Given instruction
Output every entry exactly as written, but omit the pictures.

Information supplied

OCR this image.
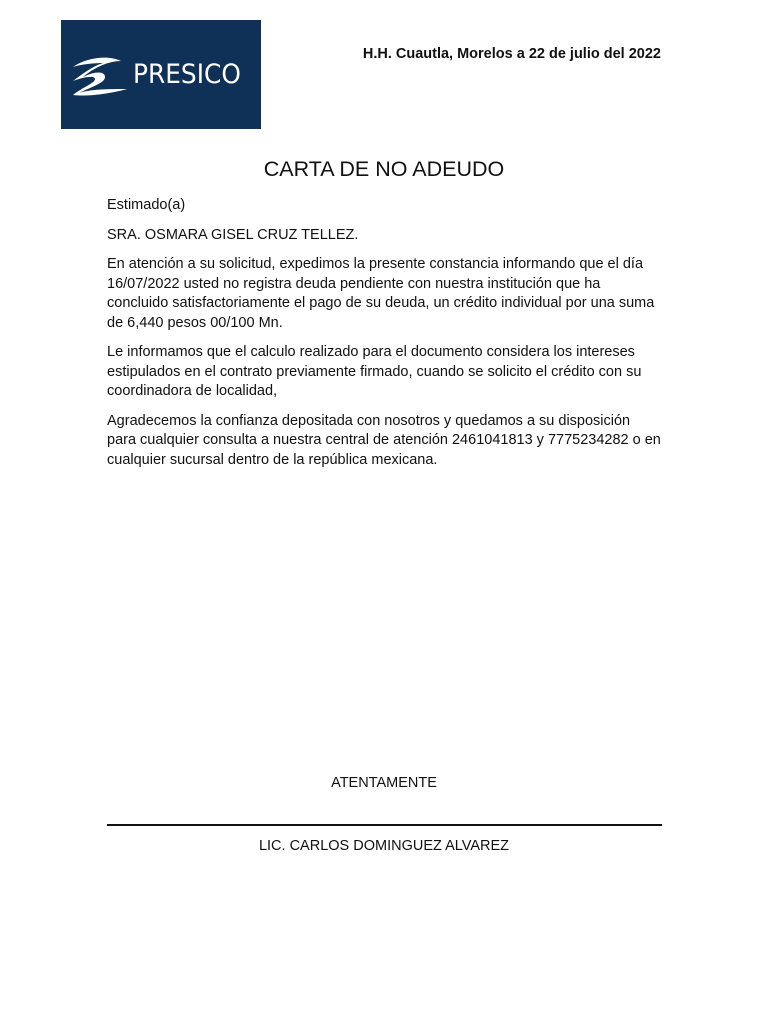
PRESICO
H.H. Cuautla, Morelos a 22 de julio del 2022
CARTA DE NO ADEUDO

Estimado(a)

SRA. OSMARA GISEL CRUZ TELLEZ.

En atención a su solicitud, expedimos la presente constancia informando que el día 16/07/2022 usted no registra deuda pendiente con nuestra institución que ha concluido satisfactoriamente el pago de su deuda, un crédito individual por una suma de 6,440 pesos 00/100 Mn.

Le informamos que el calculo realizado para el documento considera los intereses estipulados en el contrato previamente firmado, cuando se solicito el crédito con su coordinadora de localidad,

Agradecemos la confianza depositada con nosotros y quedamos a su disposición para cualquier consulta a nuestra central de atención 2461041813 y 7775234282 o en cualquier sucursal dentro de la república mexicana.

ATENTAMENTE
LIC. CARLOS DOMINGUEZ ALVAREZ
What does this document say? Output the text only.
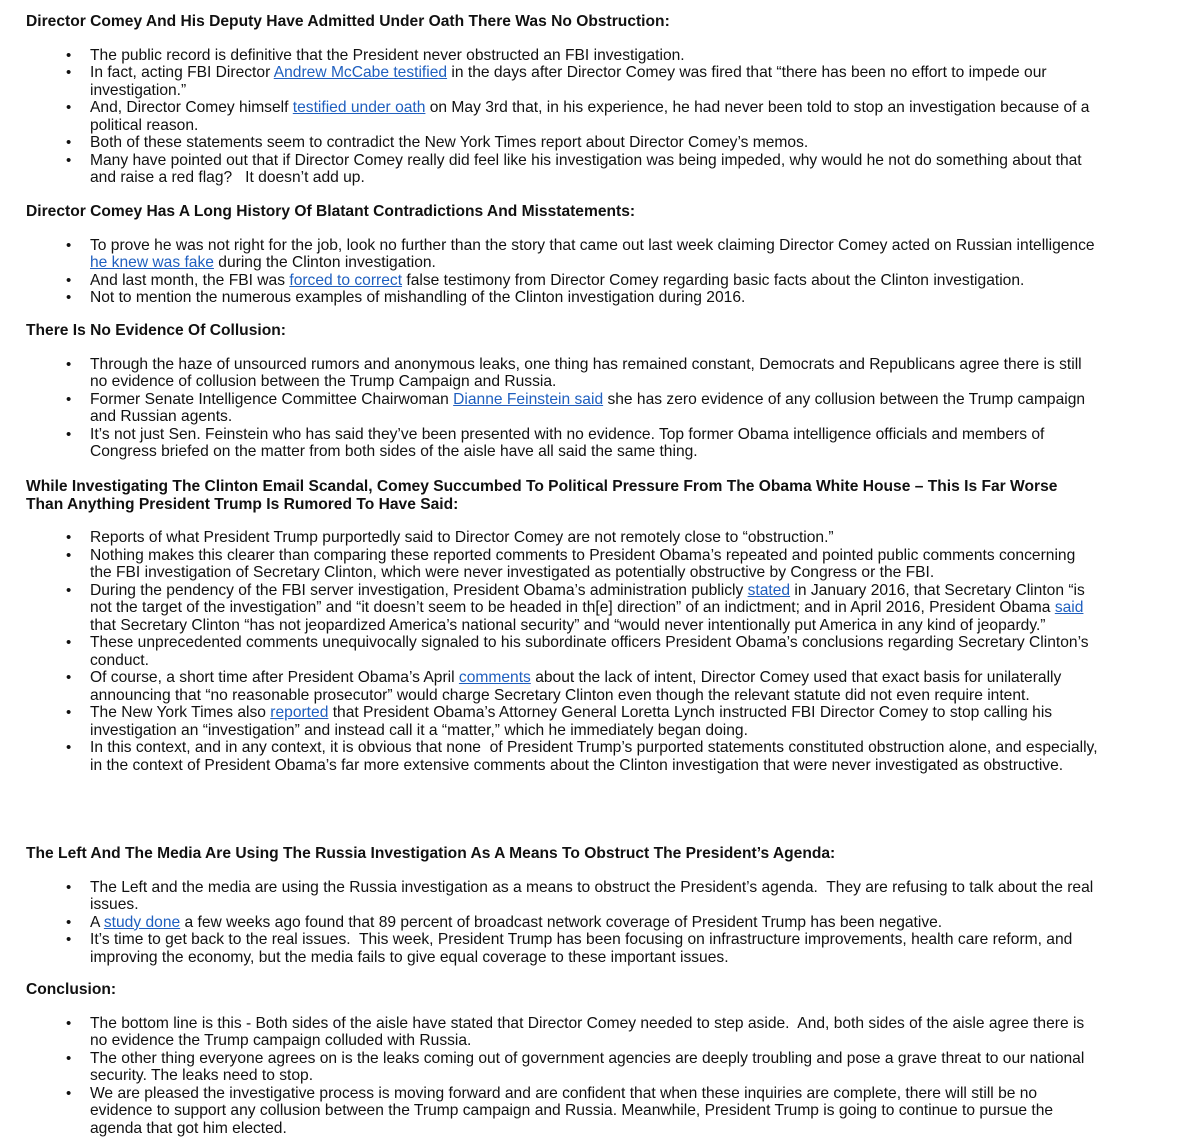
Director Comey And His Deputy Have Admitted Under Oath There Was No Obstruction:
• The public record is definitive that the President never obstructed an FBI investigation.
• In fact, acting FBI Director Andrew McCabe testified in the days after Director Comey was fired that “there has been no effort to impede our investigation.”
• And, Director Comey himself testified under oath on May 3rd that, in his experience, he had never been told to stop an investigation because of a political reason.
• Both of these statements seem to contradict the New York Times report about Director Comey’s memos.
• Many have pointed out that if Director Comey really did feel like his investigation was being impeded, why would he not do something about that and raise a red flag?   It doesn’t add up.
Director Comey Has A Long History Of Blatant Contradictions And Misstatements:
• To prove he was not right for the job, look no further than the story that came out last week claiming Director Comey acted on Russian intelligence he knew was fake during the Clinton investigation.
• And last month, the FBI was forced to correct false testimony from Director Comey regarding basic facts about the Clinton investigation.
• Not to mention the numerous examples of mishandling of the Clinton investigation during 2016.
There Is No Evidence Of Collusion:
• Through the haze of unsourced rumors and anonymous leaks, one thing has remained constant, Democrats and Republicans agree there is still no evidence of collusion between the Trump Campaign and Russia.
• Former Senate Intelligence Committee Chairwoman Dianne Feinstein said she has zero evidence of any collusion between the Trump campaign and Russian agents.
• It’s not just Sen. Feinstein who has said they’ve been presented with no evidence. Top former Obama intelligence officials and members of Congress briefed on the matter from both sides of the aisle have all said the same thing.
While Investigating The Clinton Email Scandal, Comey Succumbed To Political Pressure From The Obama White House – This Is Far Worse Than Anything President Trump Is Rumored To Have Said:
• Reports of what President Trump purportedly said to Director Comey are not remotely close to “obstruction.”
• Nothing makes this clearer than comparing these reported comments to President Obama’s repeated and pointed public comments concerning the FBI investigation of Secretary Clinton, which were never investigated as potentially obstructive by Congress or the FBI.
• During the pendency of the FBI server investigation, President Obama’s administration publicly stated in January 2016, that Secretary Clinton “is not the target of the investigation” and “it doesn’t seem to be headed in th[e] direction” of an indictment; and in April 2016, President Obama said that Secretary Clinton “has not jeopardized America’s national security” and “would never intentionally put America in any kind of jeopardy.”
• These unprecedented comments unequivocally signaled to his subordinate officers President Obama’s conclusions regarding Secretary Clinton’s conduct.
• Of course, a short time after President Obama’s April comments about the lack of intent, Director Comey used that exact basis for unilaterally announcing that “no reasonable prosecutor” would charge Secretary Clinton even though the relevant statute did not even require intent.
• The New York Times also reported that President Obama’s Attorney General Loretta Lynch instructed FBI Director Comey to stop calling his investigation an “investigation” and instead call it a “matter,” which he immediately began doing.
• In this context, and in any context, it is obvious that none  of President Trump’s purported statements constituted obstruction alone, and especially, in the context of President Obama’s far more extensive comments about the Clinton investigation that were never investigated as obstructive.
The Left And The Media Are Using The Russia Investigation As A Means To Obstruct The President’s Agenda:
• The Left and the media are using the Russia investigation as a means to obstruct the President’s agenda.  They are refusing to talk about the real issues.
• A study done a few weeks ago found that 89 percent of broadcast network coverage of President Trump has been negative.
• It’s time to get back to the real issues.  This week, President Trump has been focusing on infrastructure improvements, health care reform, and improving the economy, but the media fails to give equal coverage to these important issues.
Conclusion:
• The bottom line is this - Both sides of the aisle have stated that Director Comey needed to step aside.  And, both sides of the aisle agree there is no evidence the Trump campaign colluded with Russia.
• The other thing everyone agrees on is the leaks coming out of government agencies are deeply troubling and pose a grave threat to our national security. The leaks need to stop.
• We are pleased the investigative process is moving forward and are confident that when these inquiries are complete, there will still be no evidence to support any collusion between the Trump campaign and Russia. Meanwhile, President Trump is going to continue to pursue the agenda that got him elected.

Result of the exercise
OCR this image.
PRESICO
H.H. Cuautla, Morelos a 22 de julio del 2022
CARTA DE NO ADEUDO

Estimado(a)

SRA. OSMARA GISEL CRUZ TELLEZ.

En atención a su solicitud, expedimos la presente constancia informando que el día 16/07/2022 usted no registra deuda pendiente con nuestra institución que ha concluido satisfactoriamente el pago de su deuda, un crédito individual por una suma de 6,440 pesos 00/100 Mn.

Le informamos que el calculo realizado para el documento considera los intereses estipulados en el contrato previamente firmado, cuando se solicito el crédito con su coordinadora de localidad,

Agradecemos la confianza depositada con nosotros y quedamos a su disposición para cualquier consulta a nuestra central de atención 2461041813 y 7775234282 o en cualquier sucursal dentro de la república mexicana.

ATENTAMENTE
LIC. CARLOS DOMINGUEZ ALVAREZ
What does this document say? Output the text only.
Director Comey And His Deputy Have Admitted Under Oath There Was No Obstruction:
• The public record is definitive that the President never obstructed an FBI investigation.
• In fact, acting FBI Director Andrew McCabe testified in the days after Director Comey was fired that “there has been no effort to impede our investigation.”
• And, Director Comey himself testified under oath on May 3rd that, in his experience, he had never been told to stop an investigation because of a political reason.
• Both of these statements seem to contradict the New York Times report about Director Comey’s memos.
• Many have pointed out that if Director Comey really did feel like his investigation was being impeded, why would he not do something about that and raise a red flag?   It doesn’t add up.
Director Comey Has A Long History Of Blatant Contradictions And Misstatements:
• To prove he was not right for the job, look no further than the story that came out last week claiming Director Comey acted on Russian intelligence he knew was fake during the Clinton investigation.
• And last month, the FBI was forced to correct false testimony from Director Comey regarding basic facts about the Clinton investigation.
• Not to mention the numerous examples of mishandling of the Clinton investigation during 2016.
There Is No Evidence Of Collusion:
• Through the haze of unsourced rumors and anonymous leaks, one thing has remained constant, Democrats and Republicans agree there is still no evidence of collusion between the Trump Campaign and Russia.
• Former Senate Intelligence Committee Chairwoman Dianne Feinstein said she has zero evidence of any collusion between the Trump campaign and Russian agents.
• It’s not just Sen. Feinstein who has said they’ve been presented with no evidence. Top former Obama intelligence officials and members of Congress briefed on the matter from both sides of the aisle have all said the same thing.
While Investigating The Clinton Email Scandal, Comey Succumbed To Political Pressure From The Obama White House – This Is Far Worse Than Anything President Trump Is Rumored To Have Said:
• Reports of what President Trump purportedly said to Director Comey are not remotely close to “obstruction.”
• Nothing makes this clearer than comparing these reported comments to President Obama’s repeated and pointed public comments concerning the FBI investigation of Secretary Clinton, which were never investigated as potentially obstructive by Congress or the FBI.
• During the pendency of the FBI server investigation, President Obama’s administration publicly stated in January 2016, that Secretary Clinton “is not the target of the investigation” and “it doesn’t seem to be headed in th[e] direction” of an indictment; and in April 2016, President Obama said that Secretary Clinton “has not jeopardized America’s national security” and “would never intentionally put America in any kind of jeopardy.”
• These unprecedented comments unequivocally signaled to his subordinate officers President Obama’s conclusions regarding Secretary Clinton’s conduct.
• Of course, a short time after President Obama’s April comments about the lack of intent, Director Comey used that exact basis for unilaterally announcing that “no reasonable prosecutor” would charge Secretary Clinton even though the relevant statute did not even require intent.
• The New York Times also reported that President Obama’s Attorney General Loretta Lynch instructed FBI Director Comey to stop calling his investigation an “investigation” and instead call it a “matter,” which he immediately began doing.
• In this context, and in any context, it is obvious that none  of President Trump’s purported statements constituted obstruction alone, and especially, in the context of President Obama’s far more extensive comments about the Clinton investigation that were never investigated as obstructive.
The Left And The Media Are Using The Russia Investigation As A Means To Obstruct The President’s Agenda:
• The Left and the media are using the Russia investigation as a means to obstruct the President’s agenda.  They are refusing to talk about the real issues.
• A study done a few weeks ago found that 89 percent of broadcast network coverage of President Trump has been negative.
• It’s time to get back to the real issues.  This week, President Trump has been focusing on infrastructure improvements, health care reform, and improving the economy, but the media fails to give equal coverage to these important issues.
Conclusion:
• The bottom line is this - Both sides of the aisle have stated that Director Comey needed to step aside.  And, both sides of the aisle agree there is no evidence the Trump campaign colluded with Russia.
• The other thing everyone agrees on is the leaks coming out of government agencies are deeply troubling and pose a grave threat to our national security. The leaks need to stop.
• We are pleased the investigative process is moving forward and are confident that when these inquiries are complete, there will still be no evidence to support any collusion between the Trump campaign and Russia. Meanwhile, President Trump is going to continue to pursue the agenda that got him elected.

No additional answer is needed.